■ **Your instructions**
Copy the listing out exactly as shown.

Segment Start: Records supplied

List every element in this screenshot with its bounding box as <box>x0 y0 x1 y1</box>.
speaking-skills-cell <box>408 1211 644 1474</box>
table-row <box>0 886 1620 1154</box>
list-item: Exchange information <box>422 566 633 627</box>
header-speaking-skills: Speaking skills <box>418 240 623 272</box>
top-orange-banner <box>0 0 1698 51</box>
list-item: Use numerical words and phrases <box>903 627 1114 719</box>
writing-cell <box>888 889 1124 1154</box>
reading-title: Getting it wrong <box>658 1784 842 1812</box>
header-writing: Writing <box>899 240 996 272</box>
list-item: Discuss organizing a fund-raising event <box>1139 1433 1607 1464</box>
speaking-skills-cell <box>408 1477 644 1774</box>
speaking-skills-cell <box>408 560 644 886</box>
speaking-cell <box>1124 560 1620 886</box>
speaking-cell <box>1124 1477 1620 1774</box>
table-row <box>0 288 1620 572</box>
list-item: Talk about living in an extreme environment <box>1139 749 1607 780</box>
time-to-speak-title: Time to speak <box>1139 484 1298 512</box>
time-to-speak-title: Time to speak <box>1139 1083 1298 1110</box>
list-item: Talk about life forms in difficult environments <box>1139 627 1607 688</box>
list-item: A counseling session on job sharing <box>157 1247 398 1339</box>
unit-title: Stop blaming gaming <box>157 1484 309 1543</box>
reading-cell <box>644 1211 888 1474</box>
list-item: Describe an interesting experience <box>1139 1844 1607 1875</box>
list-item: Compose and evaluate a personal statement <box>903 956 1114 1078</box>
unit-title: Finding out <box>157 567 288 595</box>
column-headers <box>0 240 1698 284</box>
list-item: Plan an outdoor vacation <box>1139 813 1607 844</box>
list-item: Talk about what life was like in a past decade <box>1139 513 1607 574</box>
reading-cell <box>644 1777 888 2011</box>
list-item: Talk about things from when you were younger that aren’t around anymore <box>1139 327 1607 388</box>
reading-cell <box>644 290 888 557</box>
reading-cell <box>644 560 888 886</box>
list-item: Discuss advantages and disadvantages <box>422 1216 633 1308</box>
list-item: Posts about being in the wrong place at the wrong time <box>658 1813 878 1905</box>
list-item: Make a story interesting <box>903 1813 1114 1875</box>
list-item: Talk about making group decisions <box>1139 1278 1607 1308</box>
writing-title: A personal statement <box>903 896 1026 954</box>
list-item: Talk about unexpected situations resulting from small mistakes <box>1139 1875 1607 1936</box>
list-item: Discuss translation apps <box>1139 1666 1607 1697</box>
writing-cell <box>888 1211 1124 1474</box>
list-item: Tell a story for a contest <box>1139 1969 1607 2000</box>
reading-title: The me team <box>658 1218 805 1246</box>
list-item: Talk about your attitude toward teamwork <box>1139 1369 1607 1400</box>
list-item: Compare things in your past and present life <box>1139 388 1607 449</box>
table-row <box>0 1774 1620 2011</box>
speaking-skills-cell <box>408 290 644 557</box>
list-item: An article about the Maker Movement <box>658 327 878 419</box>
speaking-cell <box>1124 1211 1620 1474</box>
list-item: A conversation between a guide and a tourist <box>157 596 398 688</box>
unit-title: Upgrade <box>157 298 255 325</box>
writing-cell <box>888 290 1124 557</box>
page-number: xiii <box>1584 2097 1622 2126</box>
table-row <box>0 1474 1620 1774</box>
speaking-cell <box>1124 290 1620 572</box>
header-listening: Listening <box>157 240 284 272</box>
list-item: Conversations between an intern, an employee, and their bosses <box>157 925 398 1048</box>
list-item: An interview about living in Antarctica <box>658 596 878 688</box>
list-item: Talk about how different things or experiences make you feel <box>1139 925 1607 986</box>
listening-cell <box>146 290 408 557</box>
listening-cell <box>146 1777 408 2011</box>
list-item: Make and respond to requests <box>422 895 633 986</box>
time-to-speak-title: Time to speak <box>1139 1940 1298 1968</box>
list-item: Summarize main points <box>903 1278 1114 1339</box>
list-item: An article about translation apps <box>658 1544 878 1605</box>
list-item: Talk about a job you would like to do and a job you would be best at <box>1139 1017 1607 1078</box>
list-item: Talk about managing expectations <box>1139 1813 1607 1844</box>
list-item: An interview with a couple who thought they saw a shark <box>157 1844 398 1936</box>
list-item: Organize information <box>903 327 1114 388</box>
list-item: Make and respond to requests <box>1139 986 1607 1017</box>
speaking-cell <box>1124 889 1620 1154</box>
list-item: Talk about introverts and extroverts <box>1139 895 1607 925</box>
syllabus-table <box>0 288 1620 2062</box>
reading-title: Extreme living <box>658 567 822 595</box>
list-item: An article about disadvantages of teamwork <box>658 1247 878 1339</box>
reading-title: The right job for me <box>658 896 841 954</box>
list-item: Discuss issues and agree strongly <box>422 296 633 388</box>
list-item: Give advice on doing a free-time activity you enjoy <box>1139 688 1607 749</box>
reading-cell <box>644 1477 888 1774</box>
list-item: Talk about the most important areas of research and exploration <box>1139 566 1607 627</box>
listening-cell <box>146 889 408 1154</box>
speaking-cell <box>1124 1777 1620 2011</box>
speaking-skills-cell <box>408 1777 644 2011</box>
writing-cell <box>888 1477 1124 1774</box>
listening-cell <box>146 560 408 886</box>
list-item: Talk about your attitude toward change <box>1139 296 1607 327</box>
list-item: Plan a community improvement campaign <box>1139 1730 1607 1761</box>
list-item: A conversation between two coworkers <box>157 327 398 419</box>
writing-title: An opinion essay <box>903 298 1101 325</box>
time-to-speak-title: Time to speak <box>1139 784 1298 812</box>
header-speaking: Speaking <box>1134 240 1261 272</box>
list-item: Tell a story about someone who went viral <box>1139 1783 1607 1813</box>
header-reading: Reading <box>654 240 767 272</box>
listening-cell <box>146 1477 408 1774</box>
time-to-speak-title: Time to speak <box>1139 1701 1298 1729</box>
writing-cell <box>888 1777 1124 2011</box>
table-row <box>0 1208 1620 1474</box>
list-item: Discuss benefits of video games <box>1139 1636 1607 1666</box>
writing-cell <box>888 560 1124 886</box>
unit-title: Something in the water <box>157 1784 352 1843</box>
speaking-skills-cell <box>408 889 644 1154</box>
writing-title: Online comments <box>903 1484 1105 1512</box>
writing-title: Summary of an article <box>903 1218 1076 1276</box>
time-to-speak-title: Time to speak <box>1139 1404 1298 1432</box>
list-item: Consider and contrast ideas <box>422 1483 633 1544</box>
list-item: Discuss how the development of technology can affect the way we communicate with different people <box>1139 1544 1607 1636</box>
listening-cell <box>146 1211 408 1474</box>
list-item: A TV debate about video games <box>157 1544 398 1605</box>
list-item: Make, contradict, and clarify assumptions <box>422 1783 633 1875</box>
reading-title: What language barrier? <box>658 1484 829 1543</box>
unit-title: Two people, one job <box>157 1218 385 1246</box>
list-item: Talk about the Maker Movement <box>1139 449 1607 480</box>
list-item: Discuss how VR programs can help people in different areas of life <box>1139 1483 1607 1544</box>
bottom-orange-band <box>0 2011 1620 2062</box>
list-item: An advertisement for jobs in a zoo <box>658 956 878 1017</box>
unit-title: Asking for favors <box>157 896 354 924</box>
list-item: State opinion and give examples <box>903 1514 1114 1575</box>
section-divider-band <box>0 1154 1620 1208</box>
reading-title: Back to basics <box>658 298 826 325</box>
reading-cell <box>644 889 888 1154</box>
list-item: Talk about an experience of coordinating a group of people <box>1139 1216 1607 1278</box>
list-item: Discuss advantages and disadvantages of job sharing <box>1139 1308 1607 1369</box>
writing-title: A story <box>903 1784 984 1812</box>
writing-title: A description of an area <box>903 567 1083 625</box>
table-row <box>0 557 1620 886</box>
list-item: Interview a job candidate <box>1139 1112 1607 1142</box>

Segment End: Records supplied

■ **Result for this exercise**
List every element in this screenshot with its bounding box as <box>x0 y0 x1 y1</box>.
speaking-skills-cell <box>408 1211 644 1474</box>
table-row <box>0 886 1620 1154</box>
list-item: Exchange information <box>422 566 633 627</box>
header-speaking-skills: Speaking skills <box>418 240 623 272</box>
top-orange-banner <box>0 0 1698 51</box>
list-item: Use numerical words and phrases <box>903 627 1114 719</box>
writing-cell <box>888 889 1124 1154</box>
reading-title: Getting it wrong <box>658 1784 842 1812</box>
header-writing: Writing <box>899 240 996 272</box>
list-item: Discuss organizing a fund-raising event <box>1139 1433 1607 1464</box>
speaking-skills-cell <box>408 1477 644 1774</box>
speaking-skills-cell <box>408 560 644 886</box>
speaking-cell <box>1124 560 1620 886</box>
speaking-cell <box>1124 1477 1620 1774</box>
table-row <box>0 288 1620 572</box>
list-item: Talk about living in an extreme environment <box>1139 749 1607 780</box>
time-to-speak-title: Time to speak <box>1139 484 1298 512</box>
time-to-speak-title: Time to speak <box>1139 1083 1298 1110</box>
list-item: Talk about life forms in difficult environments <box>1139 627 1607 688</box>
list-item: A counseling session on job sharing <box>157 1247 398 1339</box>
unit-title: Stop blaming gaming <box>157 1484 309 1543</box>
reading-cell <box>644 1211 888 1474</box>
list-item: Describe an interesting experience <box>1139 1844 1607 1875</box>
list-item: Compose and evaluate a personal statement <box>903 956 1114 1078</box>
unit-title: Finding out <box>157 567 288 595</box>
column-headers <box>0 240 1698 284</box>
list-item: Plan an outdoor vacation <box>1139 813 1607 844</box>
list-item: Talk about what life was like in a past decade <box>1139 513 1607 574</box>
reading-cell <box>644 1777 888 2011</box>
list-item: Talk about things from when you were younger that aren’t around anymore <box>1139 327 1607 388</box>
reading-cell <box>644 290 888 557</box>
reading-cell <box>644 560 888 886</box>
list-item: Discuss advantages and disadvantages <box>422 1216 633 1308</box>
list-item: Posts about being in the wrong place at the wrong time <box>658 1813 878 1905</box>
list-item: Make a story interesting <box>903 1813 1114 1875</box>
list-item: Talk about making group decisions <box>1139 1278 1607 1308</box>
writing-title: A personal statement <box>903 896 1026 954</box>
list-item: Talk about unexpected situations resulting from small mistakes <box>1139 1875 1607 1936</box>
list-item: Discuss translation apps <box>1139 1666 1607 1697</box>
writing-cell <box>888 1211 1124 1474</box>
list-item: Tell a story for a contest <box>1139 1969 1607 2000</box>
reading-title: The me team <box>658 1218 805 1246</box>
list-item: Talk about your attitude toward teamwork <box>1139 1369 1607 1400</box>
list-item: Compare things in your past and present life <box>1139 388 1607 449</box>
table-row <box>0 1774 1620 2011</box>
speaking-skills-cell <box>408 290 644 557</box>
list-item: An article about the Maker Movement <box>658 327 878 419</box>
speaking-cell <box>1124 1211 1620 1474</box>
list-item: A conversation between a guide and a tourist <box>157 596 398 688</box>
unit-title: Upgrade <box>157 298 255 325</box>
writing-cell <box>888 290 1124 557</box>
page-number: xiii <box>1584 2097 1622 2126</box>
table-row <box>0 1474 1620 1774</box>
speaking-cell <box>1124 290 1620 572</box>
header-listening: Listening <box>157 240 284 272</box>
list-item: Conversations between an intern, an employee, and their bosses <box>157 925 398 1048</box>
list-item: An interview about living in Antarctica <box>658 596 878 688</box>
list-item: Talk about how different things or experiences make you feel <box>1139 925 1607 986</box>
listening-cell <box>146 290 408 557</box>
listening-cell <box>146 1777 408 2011</box>
list-item: Make and respond to requests <box>422 895 633 986</box>
time-to-speak-title: Time to speak <box>1139 1940 1298 1968</box>
list-item: Summarize main points <box>903 1278 1114 1339</box>
list-item: An article about translation apps <box>658 1544 878 1605</box>
list-item: Talk about a job you would like to do and a job you would be best at <box>1139 1017 1607 1078</box>
list-item: Talk about managing expectations <box>1139 1813 1607 1844</box>
list-item: An interview with a couple who thought they saw a shark <box>157 1844 398 1936</box>
list-item: Organize information <box>903 327 1114 388</box>
list-item: Make and respond to requests <box>1139 986 1607 1017</box>
speaking-cell <box>1124 889 1620 1154</box>
list-item: Talk about introverts and extroverts <box>1139 895 1607 925</box>
syllabus-table <box>0 288 1620 2062</box>
reading-title: Extreme living <box>658 567 822 595</box>
list-item: An article about disadvantages of teamwork <box>658 1247 878 1339</box>
reading-title: The right job for me <box>658 896 841 954</box>
list-item: Discuss issues and agree strongly <box>422 296 633 388</box>
list-item: Give advice on doing a free-time activity you enjoy <box>1139 688 1607 749</box>
reading-cell <box>644 1477 888 1774</box>
list-item: Talk about the most important areas of research and exploration <box>1139 566 1607 627</box>
listening-cell <box>146 889 408 1154</box>
speaking-cell <box>1124 1777 1620 2011</box>
speaking-skills-cell <box>408 1777 644 2011</box>
writing-cell <box>888 1477 1124 1774</box>
listening-cell <box>146 560 408 886</box>
list-item: Talk about your attitude toward change <box>1139 296 1607 327</box>
list-item: Plan a community improvement campaign <box>1139 1730 1607 1761</box>
list-item: A conversation between two coworkers <box>157 327 398 419</box>
writing-title: An opinion essay <box>903 298 1101 325</box>
time-to-speak-title: Time to speak <box>1139 784 1298 812</box>
header-speaking: Speaking <box>1134 240 1261 272</box>
list-item: Tell a story about someone who went viral <box>1139 1783 1607 1813</box>
header-reading: Reading <box>654 240 767 272</box>
listening-cell <box>146 1477 408 1774</box>
time-to-speak-title: Time to speak <box>1139 1701 1298 1729</box>
writing-cell <box>888 1777 1124 2011</box>
table-row <box>0 1208 1620 1474</box>
list-item: Discuss benefits of video games <box>1139 1636 1607 1666</box>
writing-cell <box>888 560 1124 886</box>
unit-title: Something in the water <box>157 1784 352 1843</box>
speaking-skills-cell <box>408 889 644 1154</box>
writing-title: Online comments <box>903 1484 1105 1512</box>
writing-title: Summary of an article <box>903 1218 1076 1276</box>
time-to-speak-title: Time to speak <box>1139 1404 1298 1432</box>
list-item: Consider and contrast ideas <box>422 1483 633 1544</box>
list-item: Discuss how the development of technology can affect the way we communicate with different people <box>1139 1544 1607 1636</box>
listening-cell <box>146 1211 408 1474</box>
list-item: A TV debate about video games <box>157 1544 398 1605</box>
list-item: Make, contradict, and clarify assumptions <box>422 1783 633 1875</box>
reading-title: What language barrier? <box>658 1484 829 1543</box>
unit-title: Two people, one job <box>157 1218 385 1246</box>
list-item: Talk about the Maker Movement <box>1139 449 1607 480</box>
list-item: Discuss how VR programs can help people in different areas of life <box>1139 1483 1607 1544</box>
bottom-orange-band <box>0 2011 1620 2062</box>
list-item: An advertisement for jobs in a zoo <box>658 956 878 1017</box>
unit-title: Asking for favors <box>157 896 354 924</box>
list-item: State opinion and give examples <box>903 1514 1114 1575</box>
section-divider-band <box>0 1154 1620 1208</box>
reading-title: Back to basics <box>658 298 826 325</box>
reading-cell <box>644 889 888 1154</box>
list-item: Talk about an experience of coordinating a group of people <box>1139 1216 1607 1278</box>
list-item: Discuss advantages and disadvantages of job sharing <box>1139 1308 1607 1369</box>
writing-title: A story <box>903 1784 984 1812</box>
writing-title: A description of an area <box>903 567 1083 625</box>
table-row <box>0 557 1620 886</box>
list-item: Interview a job candidate <box>1139 1112 1607 1142</box>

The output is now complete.